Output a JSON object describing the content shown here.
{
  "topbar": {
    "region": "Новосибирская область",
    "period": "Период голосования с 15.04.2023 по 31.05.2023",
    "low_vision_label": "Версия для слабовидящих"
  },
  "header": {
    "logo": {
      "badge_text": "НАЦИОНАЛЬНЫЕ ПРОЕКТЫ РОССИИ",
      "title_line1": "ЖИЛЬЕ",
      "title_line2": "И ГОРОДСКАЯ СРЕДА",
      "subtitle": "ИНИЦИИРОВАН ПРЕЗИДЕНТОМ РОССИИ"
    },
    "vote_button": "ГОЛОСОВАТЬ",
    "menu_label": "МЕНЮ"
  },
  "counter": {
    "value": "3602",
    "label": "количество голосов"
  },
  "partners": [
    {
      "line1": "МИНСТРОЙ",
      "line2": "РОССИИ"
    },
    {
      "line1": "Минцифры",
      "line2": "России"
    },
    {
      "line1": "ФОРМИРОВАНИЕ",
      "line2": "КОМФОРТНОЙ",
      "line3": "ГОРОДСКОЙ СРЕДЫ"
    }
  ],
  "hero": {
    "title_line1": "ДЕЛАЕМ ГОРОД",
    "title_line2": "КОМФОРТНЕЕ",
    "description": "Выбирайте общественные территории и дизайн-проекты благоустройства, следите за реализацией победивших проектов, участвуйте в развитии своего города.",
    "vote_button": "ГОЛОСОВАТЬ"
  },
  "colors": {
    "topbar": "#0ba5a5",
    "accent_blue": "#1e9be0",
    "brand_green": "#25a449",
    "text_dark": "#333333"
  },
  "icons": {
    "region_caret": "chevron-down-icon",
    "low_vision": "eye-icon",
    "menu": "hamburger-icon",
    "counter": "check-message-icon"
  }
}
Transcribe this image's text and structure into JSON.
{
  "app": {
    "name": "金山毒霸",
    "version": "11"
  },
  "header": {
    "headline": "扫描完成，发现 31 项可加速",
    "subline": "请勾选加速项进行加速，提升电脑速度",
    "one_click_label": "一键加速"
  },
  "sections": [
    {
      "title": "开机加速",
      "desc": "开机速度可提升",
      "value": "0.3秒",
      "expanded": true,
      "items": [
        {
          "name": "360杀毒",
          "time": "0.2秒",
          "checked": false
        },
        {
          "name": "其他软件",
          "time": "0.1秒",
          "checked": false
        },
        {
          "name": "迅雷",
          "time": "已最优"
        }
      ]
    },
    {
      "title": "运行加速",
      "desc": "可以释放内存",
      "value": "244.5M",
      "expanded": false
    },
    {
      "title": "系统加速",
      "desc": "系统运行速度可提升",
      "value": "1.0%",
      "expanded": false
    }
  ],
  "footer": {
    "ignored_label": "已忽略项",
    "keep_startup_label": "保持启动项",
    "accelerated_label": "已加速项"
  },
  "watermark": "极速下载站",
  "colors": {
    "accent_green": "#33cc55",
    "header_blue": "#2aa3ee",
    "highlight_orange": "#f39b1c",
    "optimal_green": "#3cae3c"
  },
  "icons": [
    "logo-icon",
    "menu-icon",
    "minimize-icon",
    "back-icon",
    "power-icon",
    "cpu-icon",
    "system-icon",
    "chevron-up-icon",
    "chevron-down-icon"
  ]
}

• **Challenge**
Restate every entry word for word.

• **Task answer**
Output a JSON object describing the content shown here.
{
  "topbar": {
    "region": "Новосибирская область",
    "period": "Период голосования с 15.04.2023 по 31.05.2023",
    "low_vision_label": "Версия для слабовидящих"
  },
  "header": {
    "logo": {
      "badge_text": "НАЦИОНАЛЬНЫЕ ПРОЕКТЫ РОССИИ",
      "title_line1": "ЖИЛЬЕ",
      "title_line2": "И ГОРОДСКАЯ СРЕДА",
      "subtitle": "ИНИЦИИРОВАН ПРЕЗИДЕНТОМ РОССИИ"
    },
    "vote_button": "ГОЛОСОВАТЬ",
    "menu_label": "МЕНЮ"
  },
  "counter": {
    "value": "3602",
    "label": "количество голосов"
  },
  "partners": [
    {
      "line1": "МИНСТРОЙ",
      "line2": "РОССИИ"
    },
    {
      "line1": "Минцифры",
      "line2": "России"
    },
    {
      "line1": "ФОРМИРОВАНИЕ",
      "line2": "КОМФОРТНОЙ",
      "line3": "ГОРОДСКОЙ СРЕДЫ"
    }
  ],
  "hero": {
    "title_line1": "ДЕЛАЕМ ГОРОД",
    "title_line2": "КОМФОРТНЕЕ",
    "description": "Выбирайте общественные территории и дизайн-проекты благоустройства, следите за реализацией победивших проектов, участвуйте в развитии своего города.",
    "vote_button": "ГОЛОСОВАТЬ"
  },
  "colors": {
    "topbar": "#0ba5a5",
    "accent_blue": "#1e9be0",
    "brand_green": "#25a449",
    "text_dark": "#333333"
  },
  "icons": {
    "region_caret": "chevron-down-icon",
    "low_vision": "eye-icon",
    "menu": "hamburger-icon",
    "counter": "check-message-icon"
  }
}
Transcribe this image's text and structure into JSON.
{
  "app": {
    "name": "金山毒霸",
    "version": "11"
  },
  "header": {
    "headline": "扫描完成，发现 31 项可加速",
    "subline": "请勾选加速项进行加速，提升电脑速度",
    "one_click_label": "一键加速"
  },
  "sections": [
    {
      "title": "开机加速",
      "desc": "开机速度可提升",
      "value": "0.3秒",
      "expanded": true,
      "items": [
        {
          "name": "360杀毒",
          "time": "0.2秒",
          "checked": false
        },
        {
          "name": "其他软件",
          "time": "0.1秒",
          "checked": false
        },
        {
          "name": "迅雷",
          "time": "已最优"
        }
      ]
    },
    {
      "title": "运行加速",
      "desc": "可以释放内存",
      "value": "244.5M",
      "expanded": false
    },
    {
      "title": "系统加速",
      "desc": "系统运行速度可提升",
      "value": "1.0%",
      "expanded": false
    }
  ],
  "footer": {
    "ignored_label": "已忽略项",
    "keep_startup_label": "保持启动项",
    "accelerated_label": "已加速项"
  },
  "watermark": "极速下载站",
  "colors": {
    "accent_green": "#33cc55",
    "header_blue": "#2aa3ee",
    "highlight_orange": "#f39b1c",
    "optimal_green": "#3cae3c"
  },
  "icons": [
    "logo-icon",
    "menu-icon",
    "minimize-icon",
    "back-icon",
    "power-icon",
    "cpu-icon",
    "system-icon",
    "chevron-up-icon",
    "chevron-down-icon"
  ]
}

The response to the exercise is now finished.